▸ Assignment
Resume the court opinion excerpt below on the breach of contract and money had and received claims, starting after its last sentence.

▸ Text block
- - -

B. Breach of Contract and Money Had and Received Claims

The Open Minds defendants argue that MHS is precluded from asserting its breach of contract and money had and received claims pursuant to the voluntary payment doctrine. (Doc. 45 at 19-21). The voluntary payment doctrine bars recoupment of payment due to mistake of law when the payment was voluntarily made "with full knowledge, or means of knowledge of all the facts, without any fraud having been practiced." Liss & Marion, P.C. v. Recordex Acquisition Corp., 983 A.2d 652, 661 (Pa. 2009). MHS does not allege any facts to suggest that it paid Open Minds under a mistake of law. Cf. Acme Mkts., Inc. v. Valley View Shopping Ctr., Inc., 493 A.2d 736, 737-38 (Pa. Super. Ct. 1995). Per contra, MHS claims that it paid Open Minds only because it was unaware that Open Minds had engaged in allegedly fraudulent practices. (See Doc. 47 ¶¶ 43-45, 50-51). In light of these allegations, and drawing all inferences in the light most favorable to MHS, we find that MHS's breach of contract and money had and received claims are not barred by the voluntary payment doctrine. See Liss & Marion, 983 A.2d at 661-62. Accordingly, we will deny the Open Minds defendants' motion to dismiss MHS's breach of contract and money had and received claims.

- - -

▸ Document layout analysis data

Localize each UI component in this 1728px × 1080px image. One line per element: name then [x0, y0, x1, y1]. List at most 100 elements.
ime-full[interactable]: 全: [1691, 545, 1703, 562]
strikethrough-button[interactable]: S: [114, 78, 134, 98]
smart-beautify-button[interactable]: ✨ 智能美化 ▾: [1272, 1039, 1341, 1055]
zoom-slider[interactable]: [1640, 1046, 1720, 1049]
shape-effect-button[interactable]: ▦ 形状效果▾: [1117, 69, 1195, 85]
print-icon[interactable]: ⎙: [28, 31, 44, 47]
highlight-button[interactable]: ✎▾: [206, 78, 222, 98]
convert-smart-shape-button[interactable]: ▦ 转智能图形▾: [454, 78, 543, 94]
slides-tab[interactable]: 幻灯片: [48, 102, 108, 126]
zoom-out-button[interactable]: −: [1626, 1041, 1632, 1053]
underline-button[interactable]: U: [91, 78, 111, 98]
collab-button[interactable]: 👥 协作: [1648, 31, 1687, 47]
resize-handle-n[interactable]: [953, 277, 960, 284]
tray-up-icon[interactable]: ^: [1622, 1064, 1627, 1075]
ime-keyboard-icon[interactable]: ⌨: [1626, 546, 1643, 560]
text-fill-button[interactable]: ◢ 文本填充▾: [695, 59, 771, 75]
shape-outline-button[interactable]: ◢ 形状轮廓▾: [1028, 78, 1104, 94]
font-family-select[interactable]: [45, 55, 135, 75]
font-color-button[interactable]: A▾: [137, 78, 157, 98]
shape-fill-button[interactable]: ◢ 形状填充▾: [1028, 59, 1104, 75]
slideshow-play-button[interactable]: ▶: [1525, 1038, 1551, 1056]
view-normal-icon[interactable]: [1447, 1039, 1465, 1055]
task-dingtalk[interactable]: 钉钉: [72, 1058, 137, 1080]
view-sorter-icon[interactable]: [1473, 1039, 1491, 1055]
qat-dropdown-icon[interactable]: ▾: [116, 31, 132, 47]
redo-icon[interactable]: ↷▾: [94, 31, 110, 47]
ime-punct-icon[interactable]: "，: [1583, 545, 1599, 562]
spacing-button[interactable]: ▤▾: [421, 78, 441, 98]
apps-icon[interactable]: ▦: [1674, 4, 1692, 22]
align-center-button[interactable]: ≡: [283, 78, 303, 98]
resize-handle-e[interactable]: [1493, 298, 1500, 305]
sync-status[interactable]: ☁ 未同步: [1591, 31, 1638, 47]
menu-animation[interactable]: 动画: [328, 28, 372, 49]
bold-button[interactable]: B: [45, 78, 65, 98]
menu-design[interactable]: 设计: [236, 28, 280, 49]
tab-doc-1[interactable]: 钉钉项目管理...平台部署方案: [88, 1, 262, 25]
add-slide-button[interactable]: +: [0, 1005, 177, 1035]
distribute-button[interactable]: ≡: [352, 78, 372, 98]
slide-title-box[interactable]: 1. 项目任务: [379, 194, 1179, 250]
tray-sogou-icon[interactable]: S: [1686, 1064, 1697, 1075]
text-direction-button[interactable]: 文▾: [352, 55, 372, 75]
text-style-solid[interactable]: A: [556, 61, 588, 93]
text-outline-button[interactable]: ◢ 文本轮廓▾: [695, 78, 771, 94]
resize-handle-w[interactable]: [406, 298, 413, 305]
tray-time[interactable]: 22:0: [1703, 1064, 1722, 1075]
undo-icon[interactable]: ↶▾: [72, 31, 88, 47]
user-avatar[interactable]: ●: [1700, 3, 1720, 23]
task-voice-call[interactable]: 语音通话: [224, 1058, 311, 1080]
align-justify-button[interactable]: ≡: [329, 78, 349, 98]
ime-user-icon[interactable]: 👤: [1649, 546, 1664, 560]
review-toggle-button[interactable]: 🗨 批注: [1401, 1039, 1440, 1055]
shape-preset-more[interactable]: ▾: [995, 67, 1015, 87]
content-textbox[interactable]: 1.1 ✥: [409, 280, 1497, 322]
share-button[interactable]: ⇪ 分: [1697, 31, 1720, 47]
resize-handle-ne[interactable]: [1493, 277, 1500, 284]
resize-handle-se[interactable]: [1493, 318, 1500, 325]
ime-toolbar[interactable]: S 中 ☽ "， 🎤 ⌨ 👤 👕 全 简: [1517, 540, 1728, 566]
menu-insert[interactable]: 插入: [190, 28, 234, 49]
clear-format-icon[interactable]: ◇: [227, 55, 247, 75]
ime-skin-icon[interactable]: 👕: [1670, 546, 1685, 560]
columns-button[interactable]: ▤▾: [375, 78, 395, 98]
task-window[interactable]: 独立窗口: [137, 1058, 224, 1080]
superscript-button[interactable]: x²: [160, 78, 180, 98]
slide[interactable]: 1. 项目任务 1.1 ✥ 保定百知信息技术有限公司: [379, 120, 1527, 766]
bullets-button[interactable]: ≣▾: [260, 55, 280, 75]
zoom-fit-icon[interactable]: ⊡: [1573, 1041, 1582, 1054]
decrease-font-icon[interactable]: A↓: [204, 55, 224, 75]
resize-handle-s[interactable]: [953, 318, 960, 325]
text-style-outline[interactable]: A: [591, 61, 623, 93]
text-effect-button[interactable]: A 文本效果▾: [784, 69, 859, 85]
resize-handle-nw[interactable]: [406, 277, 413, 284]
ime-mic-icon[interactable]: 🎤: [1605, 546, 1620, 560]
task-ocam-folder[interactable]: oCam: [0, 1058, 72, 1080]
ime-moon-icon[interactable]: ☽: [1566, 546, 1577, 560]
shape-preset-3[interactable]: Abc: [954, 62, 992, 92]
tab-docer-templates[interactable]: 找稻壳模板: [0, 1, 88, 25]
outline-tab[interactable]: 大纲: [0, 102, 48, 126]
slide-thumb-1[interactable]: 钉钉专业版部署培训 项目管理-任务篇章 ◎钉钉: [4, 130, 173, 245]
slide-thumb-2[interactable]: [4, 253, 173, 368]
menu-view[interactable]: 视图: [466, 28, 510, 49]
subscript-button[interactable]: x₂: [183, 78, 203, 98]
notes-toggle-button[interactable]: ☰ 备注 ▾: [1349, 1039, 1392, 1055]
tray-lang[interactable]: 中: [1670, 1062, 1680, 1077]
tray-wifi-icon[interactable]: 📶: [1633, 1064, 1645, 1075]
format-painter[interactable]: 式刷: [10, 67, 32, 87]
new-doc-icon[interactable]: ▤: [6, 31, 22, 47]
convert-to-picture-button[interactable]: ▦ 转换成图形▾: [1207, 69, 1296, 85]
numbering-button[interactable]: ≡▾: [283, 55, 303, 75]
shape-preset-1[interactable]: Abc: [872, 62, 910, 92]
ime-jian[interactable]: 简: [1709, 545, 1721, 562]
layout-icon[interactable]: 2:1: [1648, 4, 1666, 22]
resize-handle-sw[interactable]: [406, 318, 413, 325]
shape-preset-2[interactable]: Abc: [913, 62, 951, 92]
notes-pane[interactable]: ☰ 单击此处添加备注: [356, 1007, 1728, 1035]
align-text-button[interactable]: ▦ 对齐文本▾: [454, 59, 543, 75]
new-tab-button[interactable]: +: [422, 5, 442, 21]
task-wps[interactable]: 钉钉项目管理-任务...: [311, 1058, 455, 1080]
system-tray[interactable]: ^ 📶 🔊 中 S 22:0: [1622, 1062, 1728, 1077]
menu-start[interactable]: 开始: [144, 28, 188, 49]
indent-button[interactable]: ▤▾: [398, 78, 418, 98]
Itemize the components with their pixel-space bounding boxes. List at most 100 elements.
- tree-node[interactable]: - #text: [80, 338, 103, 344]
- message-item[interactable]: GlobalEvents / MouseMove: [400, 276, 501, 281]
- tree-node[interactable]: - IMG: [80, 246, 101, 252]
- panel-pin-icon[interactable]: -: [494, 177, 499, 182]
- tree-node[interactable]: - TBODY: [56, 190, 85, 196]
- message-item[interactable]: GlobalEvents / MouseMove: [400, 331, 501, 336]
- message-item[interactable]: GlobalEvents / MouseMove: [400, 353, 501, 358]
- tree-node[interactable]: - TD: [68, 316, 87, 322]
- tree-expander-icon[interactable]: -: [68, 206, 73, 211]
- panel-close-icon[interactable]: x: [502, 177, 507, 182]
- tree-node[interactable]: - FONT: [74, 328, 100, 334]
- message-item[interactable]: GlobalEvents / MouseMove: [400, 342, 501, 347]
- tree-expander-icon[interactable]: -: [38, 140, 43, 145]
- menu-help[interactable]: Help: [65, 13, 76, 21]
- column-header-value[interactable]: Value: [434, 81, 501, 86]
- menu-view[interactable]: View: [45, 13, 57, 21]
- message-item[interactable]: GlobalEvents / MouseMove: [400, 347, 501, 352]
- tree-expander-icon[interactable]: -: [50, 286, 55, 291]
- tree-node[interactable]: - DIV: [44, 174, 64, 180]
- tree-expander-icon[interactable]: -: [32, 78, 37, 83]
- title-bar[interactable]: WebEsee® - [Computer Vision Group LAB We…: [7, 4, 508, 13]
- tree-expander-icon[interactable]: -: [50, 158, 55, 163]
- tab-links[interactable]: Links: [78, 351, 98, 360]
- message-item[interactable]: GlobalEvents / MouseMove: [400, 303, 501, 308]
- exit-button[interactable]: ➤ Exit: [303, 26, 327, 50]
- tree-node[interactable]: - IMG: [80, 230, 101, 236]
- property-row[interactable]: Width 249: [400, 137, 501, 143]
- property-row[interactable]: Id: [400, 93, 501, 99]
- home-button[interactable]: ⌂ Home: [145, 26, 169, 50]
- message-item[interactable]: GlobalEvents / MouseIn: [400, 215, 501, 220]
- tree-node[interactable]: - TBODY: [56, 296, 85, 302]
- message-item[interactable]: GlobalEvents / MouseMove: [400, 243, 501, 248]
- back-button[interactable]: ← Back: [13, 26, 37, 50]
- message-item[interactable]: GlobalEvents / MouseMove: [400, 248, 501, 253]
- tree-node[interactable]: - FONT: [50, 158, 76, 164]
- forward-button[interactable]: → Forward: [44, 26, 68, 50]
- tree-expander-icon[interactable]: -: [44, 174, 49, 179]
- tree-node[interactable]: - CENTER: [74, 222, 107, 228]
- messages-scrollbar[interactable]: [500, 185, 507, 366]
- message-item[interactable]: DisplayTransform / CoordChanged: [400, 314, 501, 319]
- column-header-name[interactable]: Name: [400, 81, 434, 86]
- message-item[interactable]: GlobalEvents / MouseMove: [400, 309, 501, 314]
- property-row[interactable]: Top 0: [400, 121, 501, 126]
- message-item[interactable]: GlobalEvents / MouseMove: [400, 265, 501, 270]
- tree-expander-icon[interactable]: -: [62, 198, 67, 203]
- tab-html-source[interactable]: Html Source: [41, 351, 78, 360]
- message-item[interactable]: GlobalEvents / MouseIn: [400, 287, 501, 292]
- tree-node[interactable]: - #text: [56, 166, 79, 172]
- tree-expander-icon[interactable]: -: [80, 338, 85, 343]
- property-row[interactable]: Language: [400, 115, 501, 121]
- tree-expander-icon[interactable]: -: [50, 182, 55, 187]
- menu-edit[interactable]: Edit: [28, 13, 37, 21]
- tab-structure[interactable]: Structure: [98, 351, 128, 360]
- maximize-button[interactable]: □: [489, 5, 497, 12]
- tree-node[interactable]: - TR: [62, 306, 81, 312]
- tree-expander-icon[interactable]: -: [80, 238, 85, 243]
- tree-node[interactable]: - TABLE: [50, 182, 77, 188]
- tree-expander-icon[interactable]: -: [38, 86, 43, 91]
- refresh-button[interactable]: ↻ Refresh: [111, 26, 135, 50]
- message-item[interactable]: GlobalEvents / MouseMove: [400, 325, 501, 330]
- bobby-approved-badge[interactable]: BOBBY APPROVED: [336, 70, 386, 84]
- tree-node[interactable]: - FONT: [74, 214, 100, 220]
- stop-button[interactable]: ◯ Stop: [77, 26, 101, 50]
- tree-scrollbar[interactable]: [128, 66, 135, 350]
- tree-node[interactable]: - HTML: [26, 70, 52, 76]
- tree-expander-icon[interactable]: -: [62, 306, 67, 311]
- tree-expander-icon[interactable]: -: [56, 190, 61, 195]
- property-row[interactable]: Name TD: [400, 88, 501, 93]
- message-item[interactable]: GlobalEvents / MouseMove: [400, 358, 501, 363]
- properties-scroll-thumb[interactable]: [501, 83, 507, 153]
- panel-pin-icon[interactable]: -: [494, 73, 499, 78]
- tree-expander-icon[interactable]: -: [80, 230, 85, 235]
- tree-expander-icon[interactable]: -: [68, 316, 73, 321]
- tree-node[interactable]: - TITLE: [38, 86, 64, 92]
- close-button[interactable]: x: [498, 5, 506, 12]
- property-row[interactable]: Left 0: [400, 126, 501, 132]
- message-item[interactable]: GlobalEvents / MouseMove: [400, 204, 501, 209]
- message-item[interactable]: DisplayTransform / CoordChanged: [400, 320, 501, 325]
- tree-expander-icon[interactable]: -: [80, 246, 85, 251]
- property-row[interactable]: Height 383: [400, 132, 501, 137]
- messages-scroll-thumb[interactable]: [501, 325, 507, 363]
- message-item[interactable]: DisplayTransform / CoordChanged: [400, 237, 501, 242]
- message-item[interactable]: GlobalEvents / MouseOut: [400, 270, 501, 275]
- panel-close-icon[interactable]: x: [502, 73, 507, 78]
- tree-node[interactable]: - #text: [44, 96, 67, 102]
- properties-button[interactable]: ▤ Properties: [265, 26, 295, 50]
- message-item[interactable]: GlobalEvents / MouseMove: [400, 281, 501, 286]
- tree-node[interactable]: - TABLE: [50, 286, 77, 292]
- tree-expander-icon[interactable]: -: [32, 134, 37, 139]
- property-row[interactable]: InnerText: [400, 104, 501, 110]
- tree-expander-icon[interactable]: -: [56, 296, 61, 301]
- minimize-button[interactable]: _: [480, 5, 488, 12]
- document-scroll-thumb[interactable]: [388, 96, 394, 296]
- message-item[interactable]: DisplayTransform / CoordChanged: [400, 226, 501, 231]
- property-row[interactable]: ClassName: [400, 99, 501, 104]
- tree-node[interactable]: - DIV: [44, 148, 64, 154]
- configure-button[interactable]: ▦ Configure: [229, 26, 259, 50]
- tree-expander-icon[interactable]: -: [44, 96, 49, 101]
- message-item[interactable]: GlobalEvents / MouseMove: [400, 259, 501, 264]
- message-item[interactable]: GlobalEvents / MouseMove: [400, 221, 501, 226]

- - -

▸ Result
C. Motion to Strike

The Open Minds defendants assert that paragraph 3 of MHS's counterclaims should be stricken in part under Federal Rule of Civil Procedure 12(f). Rule 12(f) provides that the court may strike from a pleading "an insufficient defense or any redundant, immaterial, impertinent, or scandalous matter." FED. R. CIV. P. 12(f). District courts have "considerable discretion" in resolving a Rule 12(f) motion. Krisa v. Equitable Life Assurance Soc'y, 109 F.Supp.2d 316, 319 (M.D. Pa. 2000) (quoting N. Penn. Transfer, Inc. v. Victaulic Co. of Am., 859 F.Supp. 154, 158 (E.D. Pa. 1994)). In general, such a motion will be denied unless the allegations are severely prejudicial to one of the parties and unrelated to the plaintiff's claims. Id.; see also 5C CHARLES ALAN WRIGHT ET AL., FEDERAL PRACTICE & PROCEDURE § 1382 (3d ed. 2016). A party is prejudiced when the challenged pleading "confuses the issues" or places an undue burden on the responding party. Karpov v. Karpov, 307 F.R.D. 345, 348 (D. Del. 2015).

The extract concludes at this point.